▶ **Task data**:
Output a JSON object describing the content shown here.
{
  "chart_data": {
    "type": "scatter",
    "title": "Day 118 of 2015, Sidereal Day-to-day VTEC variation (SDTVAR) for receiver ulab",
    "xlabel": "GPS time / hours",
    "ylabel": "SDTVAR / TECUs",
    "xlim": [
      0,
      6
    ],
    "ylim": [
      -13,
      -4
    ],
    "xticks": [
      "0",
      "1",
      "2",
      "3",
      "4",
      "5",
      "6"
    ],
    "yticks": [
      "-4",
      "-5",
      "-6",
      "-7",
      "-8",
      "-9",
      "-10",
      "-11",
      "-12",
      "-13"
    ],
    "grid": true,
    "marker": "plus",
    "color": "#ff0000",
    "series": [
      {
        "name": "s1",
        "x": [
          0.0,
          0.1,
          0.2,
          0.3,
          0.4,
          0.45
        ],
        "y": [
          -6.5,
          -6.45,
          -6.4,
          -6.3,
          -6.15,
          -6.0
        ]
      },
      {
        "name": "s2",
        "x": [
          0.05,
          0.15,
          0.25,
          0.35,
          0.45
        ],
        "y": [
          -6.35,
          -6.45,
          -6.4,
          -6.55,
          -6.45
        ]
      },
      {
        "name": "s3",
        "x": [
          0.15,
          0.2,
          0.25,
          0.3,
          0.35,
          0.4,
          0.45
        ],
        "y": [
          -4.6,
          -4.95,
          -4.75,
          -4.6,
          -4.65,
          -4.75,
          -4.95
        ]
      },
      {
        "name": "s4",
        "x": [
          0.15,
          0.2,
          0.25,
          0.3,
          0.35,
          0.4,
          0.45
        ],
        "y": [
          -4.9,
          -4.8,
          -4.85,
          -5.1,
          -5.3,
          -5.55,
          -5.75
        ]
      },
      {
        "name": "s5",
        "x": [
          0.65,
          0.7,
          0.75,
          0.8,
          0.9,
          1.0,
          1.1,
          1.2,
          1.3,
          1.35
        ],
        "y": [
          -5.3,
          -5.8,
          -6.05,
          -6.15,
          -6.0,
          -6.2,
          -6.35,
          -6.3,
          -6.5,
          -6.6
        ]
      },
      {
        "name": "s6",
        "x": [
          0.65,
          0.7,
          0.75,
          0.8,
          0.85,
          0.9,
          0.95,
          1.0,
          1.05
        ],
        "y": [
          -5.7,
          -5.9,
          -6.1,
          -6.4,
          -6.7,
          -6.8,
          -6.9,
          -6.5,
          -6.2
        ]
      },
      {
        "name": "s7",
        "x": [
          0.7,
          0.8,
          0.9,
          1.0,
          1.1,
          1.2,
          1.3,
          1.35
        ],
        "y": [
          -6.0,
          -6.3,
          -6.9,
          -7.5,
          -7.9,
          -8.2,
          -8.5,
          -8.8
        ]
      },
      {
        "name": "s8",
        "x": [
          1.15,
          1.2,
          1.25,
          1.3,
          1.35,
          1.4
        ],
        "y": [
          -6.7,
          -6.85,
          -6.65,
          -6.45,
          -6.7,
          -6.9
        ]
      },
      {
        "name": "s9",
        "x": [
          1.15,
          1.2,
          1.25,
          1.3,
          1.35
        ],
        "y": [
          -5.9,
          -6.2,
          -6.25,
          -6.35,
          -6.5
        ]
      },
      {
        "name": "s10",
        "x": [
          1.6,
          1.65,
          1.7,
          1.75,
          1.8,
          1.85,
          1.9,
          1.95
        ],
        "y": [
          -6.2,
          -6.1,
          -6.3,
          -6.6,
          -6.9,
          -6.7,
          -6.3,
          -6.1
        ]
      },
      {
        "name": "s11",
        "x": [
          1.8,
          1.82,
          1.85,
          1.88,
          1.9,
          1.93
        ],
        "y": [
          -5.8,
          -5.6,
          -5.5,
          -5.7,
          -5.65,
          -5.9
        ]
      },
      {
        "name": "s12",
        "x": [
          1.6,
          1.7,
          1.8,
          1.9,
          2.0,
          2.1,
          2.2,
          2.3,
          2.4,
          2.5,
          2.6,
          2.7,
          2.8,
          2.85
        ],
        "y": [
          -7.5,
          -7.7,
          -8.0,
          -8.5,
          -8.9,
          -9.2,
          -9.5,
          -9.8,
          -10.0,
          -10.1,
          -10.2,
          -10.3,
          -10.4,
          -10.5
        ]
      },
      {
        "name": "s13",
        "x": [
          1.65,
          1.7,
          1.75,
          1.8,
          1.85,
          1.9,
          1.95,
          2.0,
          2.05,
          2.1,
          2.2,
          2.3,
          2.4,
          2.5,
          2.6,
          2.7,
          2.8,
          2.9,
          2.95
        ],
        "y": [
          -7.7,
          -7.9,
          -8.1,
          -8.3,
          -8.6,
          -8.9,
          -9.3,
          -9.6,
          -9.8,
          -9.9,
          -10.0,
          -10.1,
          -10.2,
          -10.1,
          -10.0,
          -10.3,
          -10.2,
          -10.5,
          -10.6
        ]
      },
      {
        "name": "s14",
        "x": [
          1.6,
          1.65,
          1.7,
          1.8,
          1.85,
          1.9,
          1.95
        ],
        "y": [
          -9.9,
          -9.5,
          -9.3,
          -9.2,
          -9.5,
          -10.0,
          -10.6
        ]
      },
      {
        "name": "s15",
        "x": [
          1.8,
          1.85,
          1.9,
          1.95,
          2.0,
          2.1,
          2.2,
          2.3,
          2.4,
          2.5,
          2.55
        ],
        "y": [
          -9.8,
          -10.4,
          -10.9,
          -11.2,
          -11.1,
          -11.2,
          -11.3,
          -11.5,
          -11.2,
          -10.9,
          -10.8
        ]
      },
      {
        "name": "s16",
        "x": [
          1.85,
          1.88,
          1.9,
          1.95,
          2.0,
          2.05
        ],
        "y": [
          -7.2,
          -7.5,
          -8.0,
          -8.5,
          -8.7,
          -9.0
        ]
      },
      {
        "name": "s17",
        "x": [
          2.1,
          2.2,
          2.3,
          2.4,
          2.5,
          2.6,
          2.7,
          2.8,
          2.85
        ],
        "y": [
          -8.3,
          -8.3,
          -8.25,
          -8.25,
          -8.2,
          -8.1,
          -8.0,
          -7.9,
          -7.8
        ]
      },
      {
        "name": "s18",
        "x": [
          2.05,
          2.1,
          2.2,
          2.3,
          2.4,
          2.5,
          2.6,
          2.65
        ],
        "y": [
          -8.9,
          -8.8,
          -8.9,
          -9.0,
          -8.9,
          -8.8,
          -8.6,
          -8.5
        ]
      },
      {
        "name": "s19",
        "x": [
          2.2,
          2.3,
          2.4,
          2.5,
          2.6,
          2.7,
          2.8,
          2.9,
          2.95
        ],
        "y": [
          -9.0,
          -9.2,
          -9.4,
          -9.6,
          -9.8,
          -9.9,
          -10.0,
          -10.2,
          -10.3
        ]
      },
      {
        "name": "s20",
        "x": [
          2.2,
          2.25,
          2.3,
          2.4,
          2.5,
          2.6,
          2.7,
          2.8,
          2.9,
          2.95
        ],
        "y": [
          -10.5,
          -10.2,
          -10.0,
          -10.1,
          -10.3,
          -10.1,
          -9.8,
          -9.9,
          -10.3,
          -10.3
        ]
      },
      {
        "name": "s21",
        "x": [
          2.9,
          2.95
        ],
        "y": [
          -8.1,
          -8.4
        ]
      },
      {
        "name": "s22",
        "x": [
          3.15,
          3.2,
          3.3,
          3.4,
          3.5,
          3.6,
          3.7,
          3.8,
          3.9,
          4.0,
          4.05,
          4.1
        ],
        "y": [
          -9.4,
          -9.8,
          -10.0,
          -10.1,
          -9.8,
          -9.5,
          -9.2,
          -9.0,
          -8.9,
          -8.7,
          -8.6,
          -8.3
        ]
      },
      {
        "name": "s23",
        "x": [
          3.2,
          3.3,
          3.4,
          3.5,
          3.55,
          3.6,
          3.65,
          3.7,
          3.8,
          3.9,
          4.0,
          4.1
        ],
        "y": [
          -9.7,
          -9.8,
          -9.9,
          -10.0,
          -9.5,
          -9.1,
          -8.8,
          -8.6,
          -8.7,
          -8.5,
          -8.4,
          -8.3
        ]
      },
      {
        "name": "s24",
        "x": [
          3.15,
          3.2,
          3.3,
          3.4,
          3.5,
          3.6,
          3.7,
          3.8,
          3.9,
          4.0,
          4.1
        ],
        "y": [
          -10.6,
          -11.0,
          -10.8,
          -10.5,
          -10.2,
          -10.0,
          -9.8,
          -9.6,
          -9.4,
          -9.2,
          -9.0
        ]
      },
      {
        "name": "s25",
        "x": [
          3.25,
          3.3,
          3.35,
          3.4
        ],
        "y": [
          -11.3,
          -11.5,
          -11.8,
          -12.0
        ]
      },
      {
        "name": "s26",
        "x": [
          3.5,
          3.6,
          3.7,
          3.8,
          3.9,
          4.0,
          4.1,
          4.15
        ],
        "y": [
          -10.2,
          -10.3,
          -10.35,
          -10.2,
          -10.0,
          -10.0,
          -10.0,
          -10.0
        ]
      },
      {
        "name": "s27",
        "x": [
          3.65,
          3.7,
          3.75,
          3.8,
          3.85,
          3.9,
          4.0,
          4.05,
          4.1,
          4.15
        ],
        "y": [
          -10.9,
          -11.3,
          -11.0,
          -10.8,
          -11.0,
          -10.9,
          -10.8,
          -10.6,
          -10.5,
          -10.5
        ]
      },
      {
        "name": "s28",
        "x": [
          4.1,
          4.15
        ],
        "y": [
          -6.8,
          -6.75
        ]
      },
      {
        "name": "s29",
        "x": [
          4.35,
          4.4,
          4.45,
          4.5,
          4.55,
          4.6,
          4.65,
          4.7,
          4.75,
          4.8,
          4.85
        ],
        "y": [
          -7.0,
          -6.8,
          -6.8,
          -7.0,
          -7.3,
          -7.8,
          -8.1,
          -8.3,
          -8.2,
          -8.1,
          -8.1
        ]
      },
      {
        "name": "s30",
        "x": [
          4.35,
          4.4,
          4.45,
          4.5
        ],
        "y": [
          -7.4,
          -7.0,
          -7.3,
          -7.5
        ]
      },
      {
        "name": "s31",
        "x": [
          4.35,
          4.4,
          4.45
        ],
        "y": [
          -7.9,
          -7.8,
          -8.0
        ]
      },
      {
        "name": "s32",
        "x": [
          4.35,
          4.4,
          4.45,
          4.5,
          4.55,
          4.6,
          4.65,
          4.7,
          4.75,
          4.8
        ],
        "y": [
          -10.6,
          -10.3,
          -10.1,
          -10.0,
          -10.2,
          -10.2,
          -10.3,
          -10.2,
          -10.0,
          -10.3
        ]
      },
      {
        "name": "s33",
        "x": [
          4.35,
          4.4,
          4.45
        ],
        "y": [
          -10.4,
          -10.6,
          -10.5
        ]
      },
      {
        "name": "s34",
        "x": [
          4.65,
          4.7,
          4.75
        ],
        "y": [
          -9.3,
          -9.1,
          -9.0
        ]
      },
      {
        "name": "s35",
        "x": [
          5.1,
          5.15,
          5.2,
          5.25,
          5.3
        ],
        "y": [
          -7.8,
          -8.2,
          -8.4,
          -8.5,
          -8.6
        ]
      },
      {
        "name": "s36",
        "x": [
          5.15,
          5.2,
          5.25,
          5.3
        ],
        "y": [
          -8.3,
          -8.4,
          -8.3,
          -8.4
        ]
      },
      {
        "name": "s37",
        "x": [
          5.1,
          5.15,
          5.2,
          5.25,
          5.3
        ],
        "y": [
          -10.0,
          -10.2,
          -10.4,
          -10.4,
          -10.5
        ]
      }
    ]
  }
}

▶ **Written task**: How many lines in the listing above contain "SDTVAR"? Answer with the number alone.

▶ **Solution**: 2